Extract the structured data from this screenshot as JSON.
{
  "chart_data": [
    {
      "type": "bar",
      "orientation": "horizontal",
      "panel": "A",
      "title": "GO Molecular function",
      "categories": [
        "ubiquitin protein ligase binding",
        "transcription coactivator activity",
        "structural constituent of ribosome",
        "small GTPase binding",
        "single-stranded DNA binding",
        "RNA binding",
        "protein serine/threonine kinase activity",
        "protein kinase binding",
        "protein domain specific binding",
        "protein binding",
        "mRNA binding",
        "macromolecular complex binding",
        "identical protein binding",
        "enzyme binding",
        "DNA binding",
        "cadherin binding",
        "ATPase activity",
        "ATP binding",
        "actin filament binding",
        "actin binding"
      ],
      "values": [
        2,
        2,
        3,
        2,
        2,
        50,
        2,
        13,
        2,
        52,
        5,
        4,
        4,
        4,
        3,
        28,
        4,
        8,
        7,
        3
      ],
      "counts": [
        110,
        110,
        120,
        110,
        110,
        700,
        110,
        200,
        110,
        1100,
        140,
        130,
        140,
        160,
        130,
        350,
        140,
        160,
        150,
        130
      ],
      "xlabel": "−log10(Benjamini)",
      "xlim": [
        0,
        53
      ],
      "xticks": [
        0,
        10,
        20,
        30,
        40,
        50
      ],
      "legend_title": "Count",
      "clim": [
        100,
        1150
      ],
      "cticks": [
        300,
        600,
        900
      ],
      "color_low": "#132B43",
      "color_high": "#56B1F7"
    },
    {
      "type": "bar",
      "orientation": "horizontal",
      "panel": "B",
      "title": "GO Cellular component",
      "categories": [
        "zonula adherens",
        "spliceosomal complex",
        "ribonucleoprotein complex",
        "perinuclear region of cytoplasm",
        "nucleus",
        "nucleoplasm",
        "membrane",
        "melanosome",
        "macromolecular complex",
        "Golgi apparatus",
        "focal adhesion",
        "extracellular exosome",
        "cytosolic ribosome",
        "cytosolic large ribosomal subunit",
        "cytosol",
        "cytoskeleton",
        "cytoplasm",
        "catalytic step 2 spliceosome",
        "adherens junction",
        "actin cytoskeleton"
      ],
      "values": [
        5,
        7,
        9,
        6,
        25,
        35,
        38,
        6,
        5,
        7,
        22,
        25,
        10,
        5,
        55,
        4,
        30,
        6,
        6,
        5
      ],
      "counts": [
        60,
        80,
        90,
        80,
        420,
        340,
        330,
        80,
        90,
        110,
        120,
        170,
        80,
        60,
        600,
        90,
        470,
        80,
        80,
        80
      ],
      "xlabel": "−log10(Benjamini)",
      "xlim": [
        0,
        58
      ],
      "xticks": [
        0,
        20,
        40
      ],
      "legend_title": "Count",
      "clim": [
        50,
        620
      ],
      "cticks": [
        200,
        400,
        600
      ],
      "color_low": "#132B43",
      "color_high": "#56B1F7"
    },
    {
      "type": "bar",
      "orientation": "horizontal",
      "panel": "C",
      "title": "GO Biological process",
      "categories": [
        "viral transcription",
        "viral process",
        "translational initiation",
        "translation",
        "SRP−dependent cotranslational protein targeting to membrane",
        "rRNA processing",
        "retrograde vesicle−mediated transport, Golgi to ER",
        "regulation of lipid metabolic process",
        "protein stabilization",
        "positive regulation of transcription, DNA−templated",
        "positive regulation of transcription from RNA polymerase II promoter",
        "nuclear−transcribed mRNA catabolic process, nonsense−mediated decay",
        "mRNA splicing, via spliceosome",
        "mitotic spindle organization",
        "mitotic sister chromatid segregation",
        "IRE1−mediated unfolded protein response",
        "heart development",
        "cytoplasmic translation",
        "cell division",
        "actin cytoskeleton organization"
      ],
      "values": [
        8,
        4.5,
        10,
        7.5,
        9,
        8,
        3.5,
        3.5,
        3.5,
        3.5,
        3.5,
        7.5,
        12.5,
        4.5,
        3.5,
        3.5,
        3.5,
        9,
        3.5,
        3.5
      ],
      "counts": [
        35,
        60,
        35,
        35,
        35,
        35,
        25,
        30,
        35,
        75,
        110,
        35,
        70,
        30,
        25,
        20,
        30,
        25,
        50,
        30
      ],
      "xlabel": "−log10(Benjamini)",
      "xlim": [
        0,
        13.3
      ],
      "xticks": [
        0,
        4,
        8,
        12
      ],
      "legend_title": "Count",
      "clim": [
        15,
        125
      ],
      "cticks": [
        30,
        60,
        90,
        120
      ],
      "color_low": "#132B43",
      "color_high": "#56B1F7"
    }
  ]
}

========

-- Work instruction --
The data should be printed again exactly, line for line.

-- Completed exercise --
Extract the structured data from this screenshot as JSON.
{
  "chart_data": [
    {
      "type": "bar",
      "orientation": "horizontal",
      "panel": "A",
      "title": "GO Molecular function",
      "categories": [
        "ubiquitin protein ligase binding",
        "transcription coactivator activity",
        "structural constituent of ribosome",
        "small GTPase binding",
        "single-stranded DNA binding",
        "RNA binding",
        "protein serine/threonine kinase activity",
        "protein kinase binding",
        "protein domain specific binding",
        "protein binding",
        "mRNA binding",
        "macromolecular complex binding",
        "identical protein binding",
        "enzyme binding",
        "DNA binding",
        "cadherin binding",
        "ATPase activity",
        "ATP binding",
        "actin filament binding",
        "actin binding"
      ],
      "values": [
        2,
        2,
        3,
        2,
        2,
        50,
        2,
        13,
        2,
        52,
        5,
        4,
        4,
        4,
        3,
        28,
        4,
        8,
        7,
        3
      ],
      "counts": [
        110,
        110,
        120,
        110,
        110,
        700,
        110,
        200,
        110,
        1100,
        140,
        130,
        140,
        160,
        130,
        350,
        140,
        160,
        150,
        130
      ],
      "xlabel": "−log10(Benjamini)",
      "xlim": [
        0,
        53
      ],
      "xticks": [
        0,
        10,
        20,
        30,
        40,
        50
      ],
      "legend_title": "Count",
      "clim": [
        100,
        1150
      ],
      "cticks": [
        300,
        600,
        900
      ],
      "color_low": "#132B43",
      "color_high": "#56B1F7"
    },
    {
      "type": "bar",
      "orientation": "horizontal",
      "panel": "B",
      "title": "GO Cellular component",
      "categories": [
        "zonula adherens",
        "spliceosomal complex",
        "ribonucleoprotein complex",
        "perinuclear region of cytoplasm",
        "nucleus",
        "nucleoplasm",
        "membrane",
        "melanosome",
        "macromolecular complex",
        "Golgi apparatus",
        "focal adhesion",
        "extracellular exosome",
        "cytosolic ribosome",
        "cytosolic large ribosomal subunit",
        "cytosol",
        "cytoskeleton",
        "cytoplasm",
        "catalytic step 2 spliceosome",
        "adherens junction",
        "actin cytoskeleton"
      ],
      "values": [
        5,
        7,
        9,
        6,
        25,
        35,
        38,
        6,
        5,
        7,
        22,
        25,
        10,
        5,
        55,
        4,
        30,
        6,
        6,
        5
      ],
      "counts": [
        60,
        80,
        90,
        80,
        420,
        340,
        330,
        80,
        90,
        110,
        120,
        170,
        80,
        60,
        600,
        90,
        470,
        80,
        80,
        80
      ],
      "xlabel": "−log10(Benjamini)",
      "xlim": [
        0,
        58
      ],
      "xticks": [
        0,
        20,
        40
      ],
      "legend_title": "Count",
      "clim": [
        50,
        620
      ],
      "cticks": [
        200,
        400,
        600
      ],
      "color_low": "#132B43",
      "color_high": "#56B1F7"
    },
    {
      "type": "bar",
      "orientation": "horizontal",
      "panel": "C",
      "title": "GO Biological process",
      "categories": [
        "viral transcription",
        "viral process",
        "translational initiation",
        "translation",
        "SRP−dependent cotranslational protein targeting to membrane",
        "rRNA processing",
        "retrograde vesicle−mediated transport, Golgi to ER",
        "regulation of lipid metabolic process",
        "protein stabilization",
        "positive regulation of transcription, DNA−templated",
        "positive regulation of transcription from RNA polymerase II promoter",
        "nuclear−transcribed mRNA catabolic process, nonsense−mediated decay",
        "mRNA splicing, via spliceosome",
        "mitotic spindle organization",
        "mitotic sister chromatid segregation",
        "IRE1−mediated unfolded protein response",
        "heart development",
        "cytoplasmic translation",
        "cell division",
        "actin cytoskeleton organization"
      ],
      "values": [
        8,
        4.5,
        10,
        7.5,
        9,
        8,
        3.5,
        3.5,
        3.5,
        3.5,
        3.5,
        7.5,
        12.5,
        4.5,
        3.5,
        3.5,
        3.5,
        9,
        3.5,
        3.5
      ],
      "counts": [
        35,
        60,
        35,
        35,
        35,
        35,
        25,
        30,
        35,
        75,
        110,
        35,
        70,
        30,
        25,
        20,
        30,
        25,
        50,
        30
      ],
      "xlabel": "−log10(Benjamini)",
      "xlim": [
        0,
        13.3
      ],
      "xticks": [
        0,
        4,
        8,
        12
      ],
      "legend_title": "Count",
      "clim": [
        15,
        125
      ],
      "cticks": [
        30,
        60,
        90,
        120
      ],
      "color_low": "#132B43",
      "color_high": "#56B1F7"
    }
  ]
}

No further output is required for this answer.